Lines of data
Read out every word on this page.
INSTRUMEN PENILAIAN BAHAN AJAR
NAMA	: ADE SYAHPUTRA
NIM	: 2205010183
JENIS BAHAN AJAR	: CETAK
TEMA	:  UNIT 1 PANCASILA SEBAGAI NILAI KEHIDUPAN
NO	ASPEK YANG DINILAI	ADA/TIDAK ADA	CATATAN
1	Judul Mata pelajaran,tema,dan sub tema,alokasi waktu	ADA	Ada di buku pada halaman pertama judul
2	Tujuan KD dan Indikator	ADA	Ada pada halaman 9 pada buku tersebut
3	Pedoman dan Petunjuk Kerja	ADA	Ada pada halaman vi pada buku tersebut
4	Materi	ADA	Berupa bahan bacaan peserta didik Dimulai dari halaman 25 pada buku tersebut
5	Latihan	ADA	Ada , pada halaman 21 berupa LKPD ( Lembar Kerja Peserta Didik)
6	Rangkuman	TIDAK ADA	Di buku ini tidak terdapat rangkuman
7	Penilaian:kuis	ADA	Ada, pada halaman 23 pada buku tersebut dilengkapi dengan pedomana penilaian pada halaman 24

Exercise requirements - Write out the whole listing exactly.

Finished exercise -
Read out every word on this page.
INSTRUMEN PENILAIAN BAHAN AJAR
NAMA	: ADE SYAHPUTRA
NIM	: 2205010183
JENIS BAHAN AJAR	: CETAK
TEMA	:  UNIT 1 PANCASILA SEBAGAI NILAI KEHIDUPAN
NO	ASPEK YANG DINILAI	ADA/TIDAK ADA	CATATAN
1	Judul Mata pelajaran,tema,dan sub tema,alokasi waktu	ADA	Ada di buku pada halaman pertama judul
2	Tujuan KD dan Indikator	ADA	Ada pada halaman 9 pada buku tersebut
3	Pedoman dan Petunjuk Kerja	ADA	Ada pada halaman vi pada buku tersebut
4	Materi	ADA	Berupa bahan bacaan peserta didik Dimulai dari halaman 25 pada buku tersebut
5	Latihan	ADA	Ada , pada halaman 21 berupa LKPD ( Lembar Kerja Peserta Didik)
6	Rangkuman	TIDAK ADA	Di buku ini tidak terdapat rangkuman
7	Penilaian:kuis	ADA	Ada, pada halaman 23 pada buku tersebut dilengkapi dengan pedomana penilaian pada halaman 24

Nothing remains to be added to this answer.